### Records shown:

┌──

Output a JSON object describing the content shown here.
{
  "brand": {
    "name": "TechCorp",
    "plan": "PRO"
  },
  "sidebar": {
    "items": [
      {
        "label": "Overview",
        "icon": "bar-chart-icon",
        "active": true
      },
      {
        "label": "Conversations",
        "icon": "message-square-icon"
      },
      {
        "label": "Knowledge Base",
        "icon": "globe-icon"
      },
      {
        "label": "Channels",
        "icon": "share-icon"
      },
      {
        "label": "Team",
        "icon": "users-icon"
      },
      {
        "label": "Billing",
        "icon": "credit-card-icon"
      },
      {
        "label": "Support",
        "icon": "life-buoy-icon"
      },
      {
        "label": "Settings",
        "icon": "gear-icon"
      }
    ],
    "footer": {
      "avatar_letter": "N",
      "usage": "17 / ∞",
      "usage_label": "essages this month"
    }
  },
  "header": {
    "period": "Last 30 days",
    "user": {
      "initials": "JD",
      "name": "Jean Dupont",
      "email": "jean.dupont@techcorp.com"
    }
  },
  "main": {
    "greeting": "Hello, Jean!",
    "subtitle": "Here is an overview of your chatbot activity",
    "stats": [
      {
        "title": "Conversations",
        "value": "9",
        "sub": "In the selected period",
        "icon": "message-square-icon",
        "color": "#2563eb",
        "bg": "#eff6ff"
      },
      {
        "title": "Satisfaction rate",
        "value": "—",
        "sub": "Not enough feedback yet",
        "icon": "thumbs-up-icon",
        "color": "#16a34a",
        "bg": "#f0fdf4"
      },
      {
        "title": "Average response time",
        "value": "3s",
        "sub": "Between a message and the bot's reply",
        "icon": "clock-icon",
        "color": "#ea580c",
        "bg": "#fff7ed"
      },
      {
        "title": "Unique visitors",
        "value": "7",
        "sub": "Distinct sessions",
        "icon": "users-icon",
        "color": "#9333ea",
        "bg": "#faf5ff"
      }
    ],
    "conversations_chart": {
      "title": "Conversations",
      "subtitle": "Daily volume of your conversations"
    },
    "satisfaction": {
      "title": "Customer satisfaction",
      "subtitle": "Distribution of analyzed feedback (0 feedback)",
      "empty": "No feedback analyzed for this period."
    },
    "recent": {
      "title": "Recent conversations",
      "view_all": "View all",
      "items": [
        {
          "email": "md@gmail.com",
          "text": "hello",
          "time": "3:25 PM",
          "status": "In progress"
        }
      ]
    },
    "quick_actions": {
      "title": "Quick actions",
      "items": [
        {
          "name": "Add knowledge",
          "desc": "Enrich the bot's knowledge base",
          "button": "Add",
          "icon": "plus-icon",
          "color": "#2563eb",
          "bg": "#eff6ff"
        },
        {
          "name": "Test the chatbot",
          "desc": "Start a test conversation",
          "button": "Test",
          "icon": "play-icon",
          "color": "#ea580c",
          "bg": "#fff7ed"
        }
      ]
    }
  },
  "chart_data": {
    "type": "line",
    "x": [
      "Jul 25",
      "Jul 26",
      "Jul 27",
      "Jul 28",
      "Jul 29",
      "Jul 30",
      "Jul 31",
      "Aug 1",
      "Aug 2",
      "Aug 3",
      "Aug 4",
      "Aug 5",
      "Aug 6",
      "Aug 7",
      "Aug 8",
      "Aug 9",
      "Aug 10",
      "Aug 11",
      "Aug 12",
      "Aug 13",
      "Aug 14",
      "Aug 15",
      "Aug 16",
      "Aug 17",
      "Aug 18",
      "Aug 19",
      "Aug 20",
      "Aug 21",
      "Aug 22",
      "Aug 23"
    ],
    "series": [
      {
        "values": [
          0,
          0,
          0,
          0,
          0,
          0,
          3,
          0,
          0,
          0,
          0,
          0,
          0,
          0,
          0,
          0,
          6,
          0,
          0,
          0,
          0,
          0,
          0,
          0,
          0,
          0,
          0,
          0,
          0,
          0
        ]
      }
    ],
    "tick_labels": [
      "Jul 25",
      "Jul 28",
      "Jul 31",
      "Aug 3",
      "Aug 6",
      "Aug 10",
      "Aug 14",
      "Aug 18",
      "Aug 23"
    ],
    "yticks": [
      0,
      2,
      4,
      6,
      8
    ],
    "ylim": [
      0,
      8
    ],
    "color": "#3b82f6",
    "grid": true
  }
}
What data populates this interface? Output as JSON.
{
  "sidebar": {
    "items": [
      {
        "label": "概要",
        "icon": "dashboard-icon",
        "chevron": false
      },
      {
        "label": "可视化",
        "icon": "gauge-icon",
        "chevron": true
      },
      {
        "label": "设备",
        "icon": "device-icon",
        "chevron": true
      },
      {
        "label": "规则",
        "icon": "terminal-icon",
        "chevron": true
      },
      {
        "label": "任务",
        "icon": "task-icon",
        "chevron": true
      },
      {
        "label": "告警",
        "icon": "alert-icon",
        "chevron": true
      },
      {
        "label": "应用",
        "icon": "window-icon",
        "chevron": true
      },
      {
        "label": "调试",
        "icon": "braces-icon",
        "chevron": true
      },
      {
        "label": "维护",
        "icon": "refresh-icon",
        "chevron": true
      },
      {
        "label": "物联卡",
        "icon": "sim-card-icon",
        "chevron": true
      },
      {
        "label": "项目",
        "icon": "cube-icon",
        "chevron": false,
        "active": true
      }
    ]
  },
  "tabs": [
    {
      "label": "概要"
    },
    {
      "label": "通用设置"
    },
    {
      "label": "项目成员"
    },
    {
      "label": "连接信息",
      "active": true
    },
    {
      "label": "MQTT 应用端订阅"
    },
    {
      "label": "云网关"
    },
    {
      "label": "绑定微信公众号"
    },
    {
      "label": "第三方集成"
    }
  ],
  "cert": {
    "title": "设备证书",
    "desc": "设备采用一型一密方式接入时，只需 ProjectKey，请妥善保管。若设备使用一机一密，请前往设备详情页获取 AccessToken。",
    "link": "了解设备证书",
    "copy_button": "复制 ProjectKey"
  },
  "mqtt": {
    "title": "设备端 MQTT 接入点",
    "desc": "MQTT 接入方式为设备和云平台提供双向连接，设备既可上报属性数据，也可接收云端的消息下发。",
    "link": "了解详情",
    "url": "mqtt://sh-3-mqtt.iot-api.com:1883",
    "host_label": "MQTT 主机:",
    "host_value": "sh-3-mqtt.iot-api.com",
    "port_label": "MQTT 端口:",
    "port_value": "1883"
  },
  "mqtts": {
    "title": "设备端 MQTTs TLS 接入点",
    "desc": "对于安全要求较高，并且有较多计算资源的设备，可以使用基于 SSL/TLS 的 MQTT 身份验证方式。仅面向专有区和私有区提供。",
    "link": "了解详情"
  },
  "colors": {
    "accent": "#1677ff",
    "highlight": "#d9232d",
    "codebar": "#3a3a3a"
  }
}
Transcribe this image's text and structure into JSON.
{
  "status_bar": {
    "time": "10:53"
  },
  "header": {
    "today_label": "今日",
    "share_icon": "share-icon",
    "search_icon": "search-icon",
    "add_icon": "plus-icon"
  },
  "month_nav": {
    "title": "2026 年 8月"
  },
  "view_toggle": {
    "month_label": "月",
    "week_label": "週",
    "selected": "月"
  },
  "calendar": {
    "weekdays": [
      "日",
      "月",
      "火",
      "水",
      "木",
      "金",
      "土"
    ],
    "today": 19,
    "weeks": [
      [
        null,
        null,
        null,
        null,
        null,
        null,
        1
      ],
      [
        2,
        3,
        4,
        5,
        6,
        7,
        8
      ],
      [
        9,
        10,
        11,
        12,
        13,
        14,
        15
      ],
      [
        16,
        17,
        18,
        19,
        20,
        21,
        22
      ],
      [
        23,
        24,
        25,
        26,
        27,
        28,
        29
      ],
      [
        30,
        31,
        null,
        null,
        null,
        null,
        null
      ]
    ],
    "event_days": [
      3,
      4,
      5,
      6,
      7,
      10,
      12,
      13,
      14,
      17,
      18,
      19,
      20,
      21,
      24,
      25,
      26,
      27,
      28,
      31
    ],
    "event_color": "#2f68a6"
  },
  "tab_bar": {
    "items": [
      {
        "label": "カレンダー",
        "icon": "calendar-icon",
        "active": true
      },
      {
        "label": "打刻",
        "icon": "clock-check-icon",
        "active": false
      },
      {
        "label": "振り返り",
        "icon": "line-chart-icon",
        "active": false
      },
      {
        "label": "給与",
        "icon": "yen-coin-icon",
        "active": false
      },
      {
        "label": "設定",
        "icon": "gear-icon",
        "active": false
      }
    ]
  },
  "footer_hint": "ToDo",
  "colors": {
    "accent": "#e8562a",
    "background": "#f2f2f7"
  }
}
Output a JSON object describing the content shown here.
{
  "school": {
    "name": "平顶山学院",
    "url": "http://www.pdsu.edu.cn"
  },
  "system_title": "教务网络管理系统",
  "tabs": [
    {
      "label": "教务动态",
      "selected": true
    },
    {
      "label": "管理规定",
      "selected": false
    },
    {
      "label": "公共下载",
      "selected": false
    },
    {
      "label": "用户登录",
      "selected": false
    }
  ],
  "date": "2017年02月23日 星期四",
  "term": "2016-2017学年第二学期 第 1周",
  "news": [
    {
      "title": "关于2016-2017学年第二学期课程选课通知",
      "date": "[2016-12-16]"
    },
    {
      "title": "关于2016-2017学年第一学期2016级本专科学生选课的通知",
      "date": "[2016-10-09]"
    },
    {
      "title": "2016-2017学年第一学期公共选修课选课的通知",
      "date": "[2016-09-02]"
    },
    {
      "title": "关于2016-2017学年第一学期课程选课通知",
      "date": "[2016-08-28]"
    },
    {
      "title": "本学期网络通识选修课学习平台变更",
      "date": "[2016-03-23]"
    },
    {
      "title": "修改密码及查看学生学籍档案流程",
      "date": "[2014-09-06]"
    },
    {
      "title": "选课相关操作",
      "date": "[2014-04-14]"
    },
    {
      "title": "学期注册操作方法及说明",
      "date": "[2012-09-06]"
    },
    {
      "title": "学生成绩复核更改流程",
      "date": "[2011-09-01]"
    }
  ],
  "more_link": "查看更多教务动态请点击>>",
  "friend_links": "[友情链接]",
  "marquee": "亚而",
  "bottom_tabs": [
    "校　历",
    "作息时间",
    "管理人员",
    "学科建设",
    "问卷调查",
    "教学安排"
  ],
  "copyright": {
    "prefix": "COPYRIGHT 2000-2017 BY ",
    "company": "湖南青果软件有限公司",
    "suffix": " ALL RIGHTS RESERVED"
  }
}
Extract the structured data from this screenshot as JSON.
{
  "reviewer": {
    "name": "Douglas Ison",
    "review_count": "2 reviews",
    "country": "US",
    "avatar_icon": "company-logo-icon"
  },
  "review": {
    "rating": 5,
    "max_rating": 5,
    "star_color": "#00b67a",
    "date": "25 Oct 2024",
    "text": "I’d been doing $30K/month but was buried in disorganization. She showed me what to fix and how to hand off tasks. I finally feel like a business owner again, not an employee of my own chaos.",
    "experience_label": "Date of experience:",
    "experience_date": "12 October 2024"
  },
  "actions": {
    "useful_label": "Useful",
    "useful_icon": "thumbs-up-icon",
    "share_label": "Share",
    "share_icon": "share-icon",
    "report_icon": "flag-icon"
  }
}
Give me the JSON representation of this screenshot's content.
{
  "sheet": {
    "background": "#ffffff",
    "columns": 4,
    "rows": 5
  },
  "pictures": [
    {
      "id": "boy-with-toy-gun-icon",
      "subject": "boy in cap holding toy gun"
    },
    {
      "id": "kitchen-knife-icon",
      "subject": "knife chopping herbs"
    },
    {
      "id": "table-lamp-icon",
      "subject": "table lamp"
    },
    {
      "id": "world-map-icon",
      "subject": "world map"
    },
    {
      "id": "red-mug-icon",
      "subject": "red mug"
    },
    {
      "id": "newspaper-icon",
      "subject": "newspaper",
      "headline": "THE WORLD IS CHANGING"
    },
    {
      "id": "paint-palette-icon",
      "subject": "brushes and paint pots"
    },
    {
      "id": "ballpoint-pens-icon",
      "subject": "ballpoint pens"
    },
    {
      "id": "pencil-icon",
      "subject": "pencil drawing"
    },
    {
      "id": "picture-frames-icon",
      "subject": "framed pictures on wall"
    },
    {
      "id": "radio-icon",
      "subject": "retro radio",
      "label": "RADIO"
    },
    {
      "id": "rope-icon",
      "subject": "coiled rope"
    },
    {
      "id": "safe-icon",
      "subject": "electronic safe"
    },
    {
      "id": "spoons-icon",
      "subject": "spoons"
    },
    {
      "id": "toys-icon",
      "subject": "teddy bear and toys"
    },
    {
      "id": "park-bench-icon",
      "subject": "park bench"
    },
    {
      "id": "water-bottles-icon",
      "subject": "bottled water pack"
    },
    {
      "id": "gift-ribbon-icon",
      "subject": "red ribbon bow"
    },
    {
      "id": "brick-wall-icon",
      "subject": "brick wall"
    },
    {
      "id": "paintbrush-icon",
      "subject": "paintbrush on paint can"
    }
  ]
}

└──

### Brief:
Quote, without alteration, the final stretch of the entries: the line with "Give me the" onward to the last line.

### Result of the exercise:
Give me the JSON representation of this screenshot's content.
{
  "sheet": {
    "background": "#ffffff",
    "columns": 4,
    "rows": 5
  },
  "pictures": [
    {
      "id": "boy-with-toy-gun-icon",
      "subject": "boy in cap holding toy gun"
    },
    {
      "id": "kitchen-knife-icon",
      "subject": "knife chopping herbs"
    },
    {
      "id": "table-lamp-icon",
      "subject": "table lamp"
    },
    {
      "id": "world-map-icon",
      "subject": "world map"
    },
    {
      "id": "red-mug-icon",
      "subject": "red mug"
    },
    {
      "id": "newspaper-icon",
      "subject": "newspaper",
      "headline": "THE WORLD IS CHANGING"
    },
    {
      "id": "paint-palette-icon",
      "subject": "brushes and paint pots"
    },
    {
      "id": "ballpoint-pens-icon",
      "subject": "ballpoint pens"
    },
    {
      "id": "pencil-icon",
      "subject": "pencil drawing"
    },
    {
      "id": "picture-frames-icon",
      "subject": "framed pictures on wall"
    },
    {
      "id": "radio-icon",
      "subject": "retro radio",
      "label": "RADIO"
    },
    {
      "id": "rope-icon",
      "subject": "coiled rope"
    },
    {
      "id": "safe-icon",
      "subject": "electronic safe"
    },
    {
      "id": "spoons-icon",
      "subject": "spoons"
    },
    {
      "id": "toys-icon",
      "subject": "teddy bear and toys"
    },
    {
      "id": "park-bench-icon",
      "subject": "park bench"
    },
    {
      "id": "water-bottles-icon",
      "subject": "bottled water pack"
    },
    {
      "id": "gift-ribbon-icon",
      "subject": "red ribbon bow"
    },
    {
      "id": "brick-wall-icon",
      "subject": "brick wall"
    },
    {
      "id": "paintbrush-icon",
      "subject": "paintbrush on paint can"
    }
  ]
}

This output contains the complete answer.